*Short problem:* Copy the records that follow exactly as written, but not their pictures.

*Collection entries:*
━━━━━━
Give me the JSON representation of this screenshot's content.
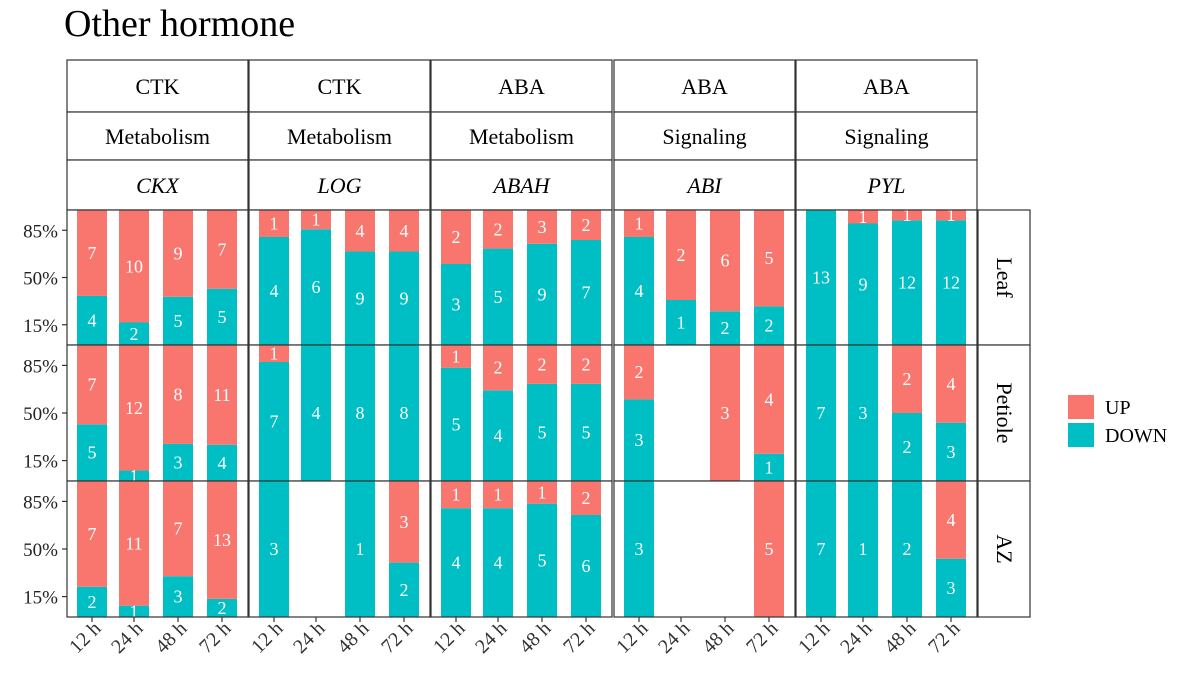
{
  "chart_data": {
    "type": "bar",
    "title": "Other hormone",
    "stacked": true,
    "percent_scale": true,
    "x_categories": [
      "12 h",
      "24 h",
      "48 h",
      "72 h"
    ],
    "y_ticks": [
      "85%",
      "50%",
      "15%"
    ],
    "y_tick_values": [
      0.85,
      0.5,
      0.15
    ],
    "ylim": [
      0,
      1
    ],
    "grid": false,
    "legend": {
      "position": "right",
      "entries": [
        {
          "key": "UP",
          "label": "UP",
          "color": "#F8766D"
        },
        {
          "key": "DOWN",
          "label": "DOWN",
          "color": "#00BFC4"
        }
      ]
    },
    "rows": [
      "Leaf",
      "Petiole",
      "AZ"
    ],
    "panels": [
      {
        "hormone": "CTK",
        "process": "Metabolism",
        "gene": "CKX",
        "data": {
          "Leaf": {
            "UP": [
              7,
              10,
              9,
              7
            ],
            "DOWN": [
              4,
              2,
              5,
              5
            ]
          },
          "Petiole": {
            "UP": [
              7,
              12,
              8,
              11
            ],
            "DOWN": [
              5,
              1,
              3,
              4
            ]
          },
          "AZ": {
            "UP": [
              7,
              11,
              7,
              13
            ],
            "DOWN": [
              2,
              1,
              3,
              2
            ]
          }
        }
      },
      {
        "hormone": "CTK",
        "process": "Metabolism",
        "gene": "LOG",
        "data": {
          "Leaf": {
            "UP": [
              1,
              1,
              4,
              4
            ],
            "DOWN": [
              4,
              6,
              9,
              9
            ]
          },
          "Petiole": {
            "UP": [
              1,
              0,
              0,
              0
            ],
            "DOWN": [
              7,
              4,
              8,
              8
            ]
          },
          "AZ": {
            "UP": [
              0,
              0,
              0,
              3
            ],
            "DOWN": [
              3,
              0,
              1,
              2
            ]
          }
        }
      },
      {
        "hormone": "ABA",
        "process": "Metabolism",
        "gene": "ABAH",
        "data": {
          "Leaf": {
            "UP": [
              2,
              2,
              3,
              2
            ],
            "DOWN": [
              3,
              5,
              9,
              7
            ]
          },
          "Petiole": {
            "UP": [
              1,
              2,
              2,
              2
            ],
            "DOWN": [
              5,
              4,
              5,
              5
            ]
          },
          "AZ": {
            "UP": [
              1,
              1,
              1,
              2
            ],
            "DOWN": [
              4,
              4,
              5,
              6
            ]
          }
        }
      },
      {
        "hormone": "ABA",
        "process": "Signaling",
        "gene": "ABI",
        "data": {
          "Leaf": {
            "UP": [
              1,
              2,
              6,
              5
            ],
            "DOWN": [
              4,
              1,
              2,
              2
            ]
          },
          "Petiole": {
            "UP": [
              2,
              0,
              3,
              4
            ],
            "DOWN": [
              3,
              0,
              0,
              1
            ]
          },
          "AZ": {
            "UP": [
              0,
              0,
              0,
              5
            ],
            "DOWN": [
              3,
              0,
              0,
              0
            ]
          }
        }
      },
      {
        "hormone": "ABA",
        "process": "Signaling",
        "gene": "PYL",
        "data": {
          "Leaf": {
            "UP": [
              0,
              1,
              1,
              1
            ],
            "DOWN": [
              13,
              9,
              12,
              12
            ]
          },
          "Petiole": {
            "UP": [
              0,
              0,
              2,
              4
            ],
            "DOWN": [
              7,
              3,
              2,
              3
            ]
          },
          "AZ": {
            "UP": [
              0,
              0,
              0,
              4
            ],
            "DOWN": [
              7,
              1,
              2,
              3
            ]
          }
        }
      }
    ]
  }
}
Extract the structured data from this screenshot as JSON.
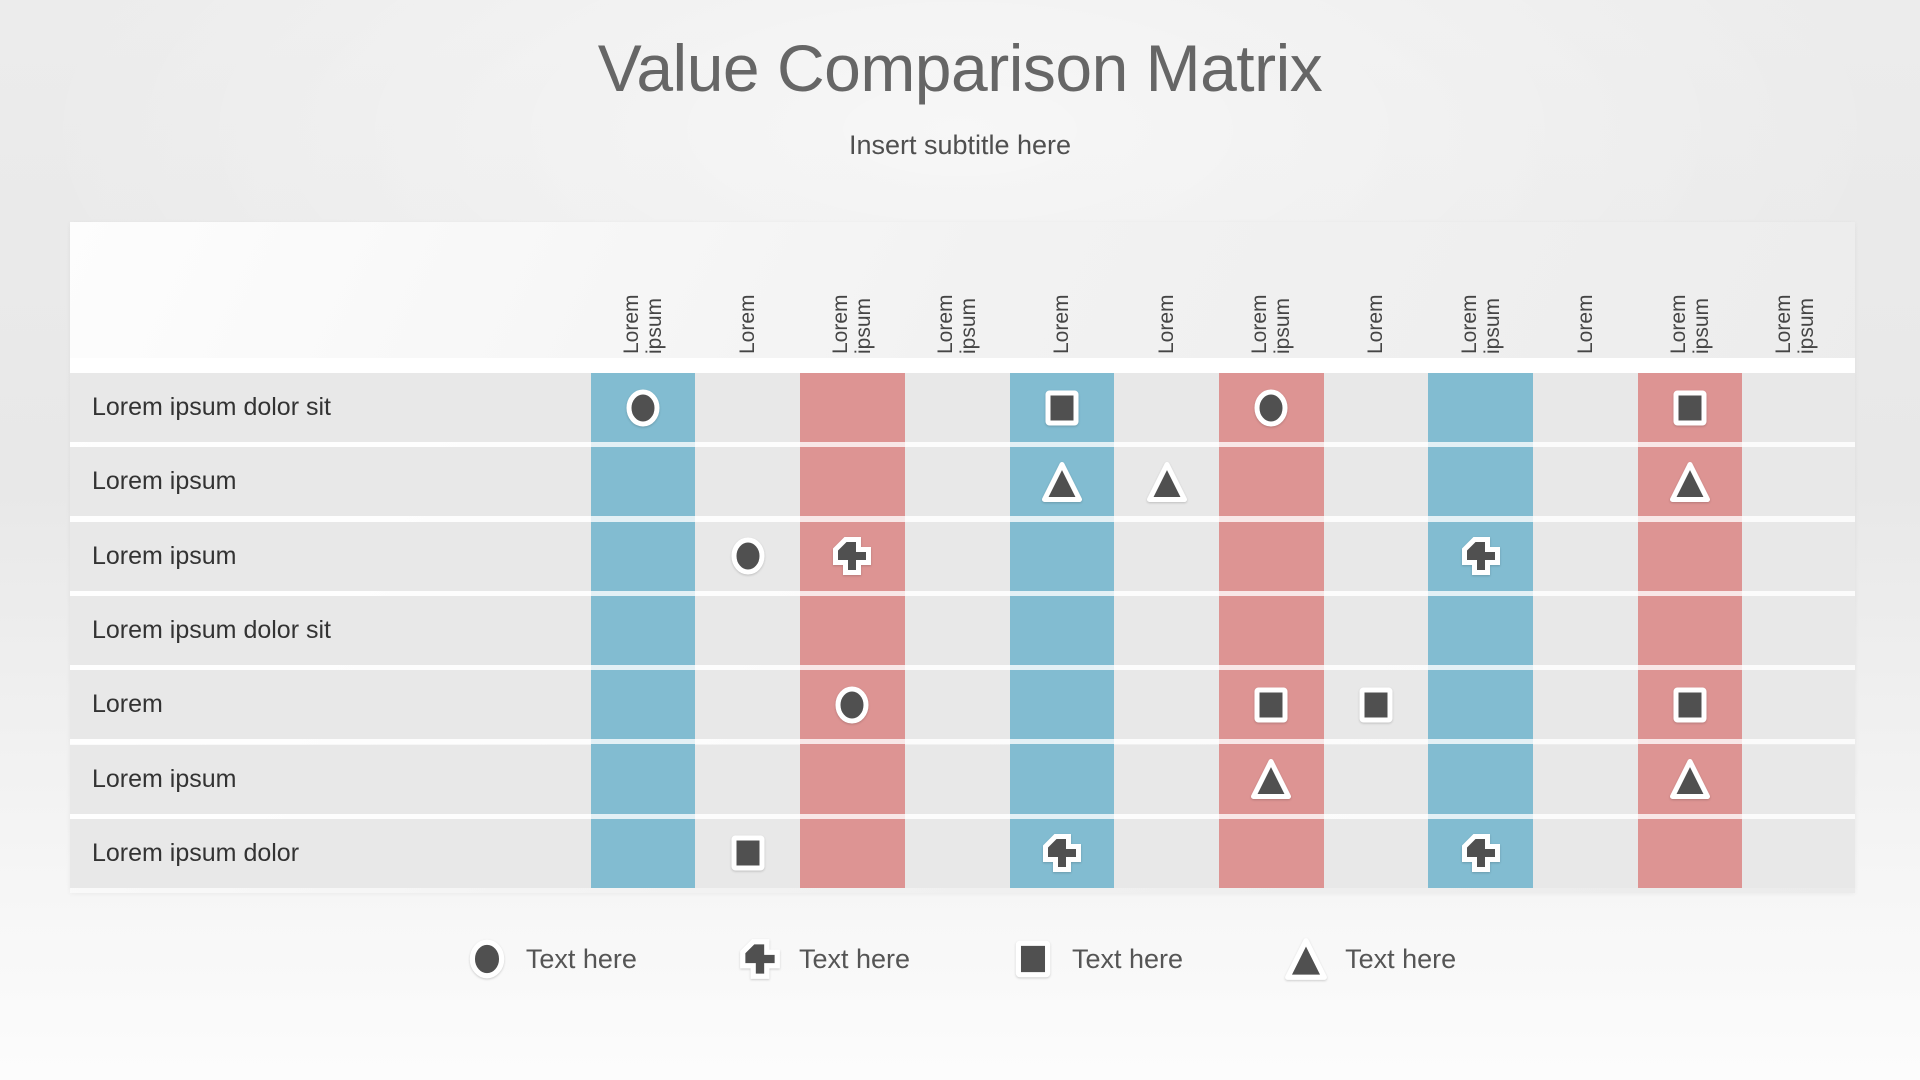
{
  "slide": {
    "title": "Value Comparison Matrix",
    "subtitle": "Insert subtitle here"
  },
  "colors": {
    "column_blue": "#82bcd1",
    "column_red": "#dd9493",
    "symbol_dark": "#505050"
  },
  "chart_data": {
    "type": "table",
    "title": "Value Comparison Matrix",
    "columns": [
      {
        "label": "Lorem ipsum",
        "band": "blue"
      },
      {
        "label": "Lorem",
        "band": "none"
      },
      {
        "label": "Lorem ipsum",
        "band": "red"
      },
      {
        "label": "Lorem ipsum",
        "band": "none"
      },
      {
        "label": "Lorem",
        "band": "blue"
      },
      {
        "label": "Lorem",
        "band": "none"
      },
      {
        "label": "Lorem ipsum",
        "band": "red"
      },
      {
        "label": "Lorem",
        "band": "none"
      },
      {
        "label": "Lorem ipsum",
        "band": "blue"
      },
      {
        "label": "Lorem",
        "band": "none"
      },
      {
        "label": "Lorem ipsum",
        "band": "red"
      },
      {
        "label": "Lorem ipsum",
        "band": "none"
      }
    ],
    "rows": [
      {
        "label": "Lorem ipsum dolor sit",
        "cells": [
          "circle",
          "",
          "",
          "",
          "square",
          "",
          "circle",
          "",
          "",
          "",
          "square",
          ""
        ]
      },
      {
        "label": "Lorem ipsum",
        "cells": [
          "",
          "",
          "",
          "",
          "triangle",
          "triangle",
          "",
          "",
          "",
          "",
          "triangle",
          ""
        ]
      },
      {
        "label": "Lorem ipsum",
        "cells": [
          "",
          "circle",
          "cross",
          "",
          "",
          "",
          "",
          "",
          "cross",
          "",
          "",
          ""
        ]
      },
      {
        "label": "Lorem ipsum dolor sit",
        "cells": [
          "",
          "",
          "",
          "",
          "",
          "",
          "",
          "",
          "",
          "",
          "",
          ""
        ]
      },
      {
        "label": "Lorem",
        "cells": [
          "",
          "",
          "circle",
          "",
          "",
          "",
          "square",
          "square",
          "",
          "",
          "square",
          ""
        ]
      },
      {
        "label": "Lorem ipsum",
        "cells": [
          "",
          "",
          "",
          "",
          "",
          "",
          "triangle",
          "",
          "",
          "",
          "triangle",
          ""
        ]
      },
      {
        "label": "Lorem ipsum dolor",
        "cells": [
          "",
          "square",
          "",
          "",
          "cross",
          "",
          "",
          "",
          "cross",
          "",
          "",
          ""
        ]
      }
    ]
  },
  "legend": {
    "items": [
      {
        "symbol": "circle",
        "label": "Text here"
      },
      {
        "symbol": "cross",
        "label": "Text here"
      },
      {
        "symbol": "square",
        "label": "Text here"
      },
      {
        "symbol": "triangle",
        "label": "Text here"
      }
    ]
  }
}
━━━━━━
*Solved problem:*
Give me the JSON representation of this screenshot's content.
{
  "chart_data": {
    "type": "bar",
    "title": "Other hormone",
    "stacked": true,
    "percent_scale": true,
    "x_categories": [
      "12 h",
      "24 h",
      "48 h",
      "72 h"
    ],
    "y_ticks": [
      "85%",
      "50%",
      "15%"
    ],
    "y_tick_values": [
      0.85,
      0.5,
      0.15
    ],
    "ylim": [
      0,
      1
    ],
    "grid": false,
    "legend": {
      "position": "right",
      "entries": [
        {
          "key": "UP",
          "label": "UP",
          "color": "#F8766D"
        },
        {
          "key": "DOWN",
          "label": "DOWN",
          "color": "#00BFC4"
        }
      ]
    },
    "rows": [
      "Leaf",
      "Petiole",
      "AZ"
    ],
    "panels": [
      {
        "hormone": "CTK",
        "process": "Metabolism",
        "gene": "CKX",
        "data": {
          "Leaf": {
            "UP": [
              7,
              10,
              9,
              7
            ],
            "DOWN": [
              4,
              2,
              5,
              5
            ]
          },
          "Petiole": {
            "UP": [
              7,
              12,
              8,
              11
            ],
            "DOWN": [
              5,
              1,
              3,
              4
            ]
          },
          "AZ": {
            "UP": [
              7,
              11,
              7,
              13
            ],
            "DOWN": [
              2,
              1,
              3,
              2
            ]
          }
        }
      },
      {
        "hormone": "CTK",
        "process": "Metabolism",
        "gene": "LOG",
        "data": {
          "Leaf": {
            "UP": [
              1,
              1,
              4,
              4
            ],
            "DOWN": [
              4,
              6,
              9,
              9
            ]
          },
          "Petiole": {
            "UP": [
              1,
              0,
              0,
              0
            ],
            "DOWN": [
              7,
              4,
              8,
              8
            ]
          },
          "AZ": {
            "UP": [
              0,
              0,
              0,
              3
            ],
            "DOWN": [
              3,
              0,
              1,
              2
            ]
          }
        }
      },
      {
        "hormone": "ABA",
        "process": "Metabolism",
        "gene": "ABAH",
        "data": {
          "Leaf": {
            "UP": [
              2,
              2,
              3,
              2
            ],
            "DOWN": [
              3,
              5,
              9,
              7
            ]
          },
          "Petiole": {
            "UP": [
              1,
              2,
              2,
              2
            ],
            "DOWN": [
              5,
              4,
              5,
              5
            ]
          },
          "AZ": {
            "UP": [
              1,
              1,
              1,
              2
            ],
            "DOWN": [
              4,
              4,
              5,
              6
            ]
          }
        }
      },
      {
        "hormone": "ABA",
        "process": "Signaling",
        "gene": "ABI",
        "data": {
          "Leaf": {
            "UP": [
              1,
              2,
              6,
              5
            ],
            "DOWN": [
              4,
              1,
              2,
              2
            ]
          },
          "Petiole": {
            "UP": [
              2,
              0,
              3,
              4
            ],
            "DOWN": [
              3,
              0,
              0,
              1
            ]
          },
          "AZ": {
            "UP": [
              0,
              0,
              0,
              5
            ],
            "DOWN": [
              3,
              0,
              0,
              0
            ]
          }
        }
      },
      {
        "hormone": "ABA",
        "process": "Signaling",
        "gene": "PYL",
        "data": {
          "Leaf": {
            "UP": [
              0,
              1,
              1,
              1
            ],
            "DOWN": [
              13,
              9,
              12,
              12
            ]
          },
          "Petiole": {
            "UP": [
              0,
              0,
              2,
              4
            ],
            "DOWN": [
              7,
              3,
              2,
              3
            ]
          },
          "AZ": {
            "UP": [
              0,
              0,
              0,
              4
            ],
            "DOWN": [
              7,
              1,
              2,
              3
            ]
          }
        }
      }
    ]
  }
}
Extract the structured data from this screenshot as JSON.
{
  "slide": {
    "title": "Value Comparison Matrix",
    "subtitle": "Insert subtitle here"
  },
  "colors": {
    "column_blue": "#82bcd1",
    "column_red": "#dd9493",
    "symbol_dark": "#505050"
  },
  "chart_data": {
    "type": "table",
    "title": "Value Comparison Matrix",
    "columns": [
      {
        "label": "Lorem ipsum",
        "band": "blue"
      },
      {
        "label": "Lorem",
        "band": "none"
      },
      {
        "label": "Lorem ipsum",
        "band": "red"
      },
      {
        "label": "Lorem ipsum",
        "band": "none"
      },
      {
        "label": "Lorem",
        "band": "blue"
      },
      {
        "label": "Lorem",
        "band": "none"
      },
      {
        "label": "Lorem ipsum",
        "band": "red"
      },
      {
        "label": "Lorem",
        "band": "none"
      },
      {
        "label": "Lorem ipsum",
        "band": "blue"
      },
      {
        "label": "Lorem",
        "band": "none"
      },
      {
        "label": "Lorem ipsum",
        "band": "red"
      },
      {
        "label": "Lorem ipsum",
        "band": "none"
      }
    ],
    "rows": [
      {
        "label": "Lorem ipsum dolor sit",
        "cells": [
          "circle",
          "",
          "",
          "",
          "square",
          "",
          "circle",
          "",
          "",
          "",
          "square",
          ""
        ]
      },
      {
        "label": "Lorem ipsum",
        "cells": [
          "",
          "",
          "",
          "",
          "triangle",
          "triangle",
          "",
          "",
          "",
          "",
          "triangle",
          ""
        ]
      },
      {
        "label": "Lorem ipsum",
        "cells": [
          "",
          "circle",
          "cross",
          "",
          "",
          "",
          "",
          "",
          "cross",
          "",
          "",
          ""
        ]
      },
      {
        "label": "Lorem ipsum dolor sit",
        "cells": [
          "",
          "",
          "",
          "",
          "",
          "",
          "",
          "",
          "",
          "",
          "",
          ""
        ]
      },
      {
        "label": "Lorem",
        "cells": [
          "",
          "",
          "circle",
          "",
          "",
          "",
          "square",
          "square",
          "",
          "",
          "square",
          ""
        ]
      },
      {
        "label": "Lorem ipsum",
        "cells": [
          "",
          "",
          "",
          "",
          "",
          "",
          "triangle",
          "",
          "",
          "",
          "triangle",
          ""
        ]
      },
      {
        "label": "Lorem ipsum dolor",
        "cells": [
          "",
          "square",
          "",
          "",
          "cross",
          "",
          "",
          "",
          "cross",
          "",
          "",
          ""
        ]
      }
    ]
  },
  "legend": {
    "items": [
      {
        "symbol": "circle",
        "label": "Text here"
      },
      {
        "symbol": "cross",
        "label": "Text here"
      },
      {
        "symbol": "square",
        "label": "Text here"
      },
      {
        "symbol": "triangle",
        "label": "Text here"
      }
    ]
  }
}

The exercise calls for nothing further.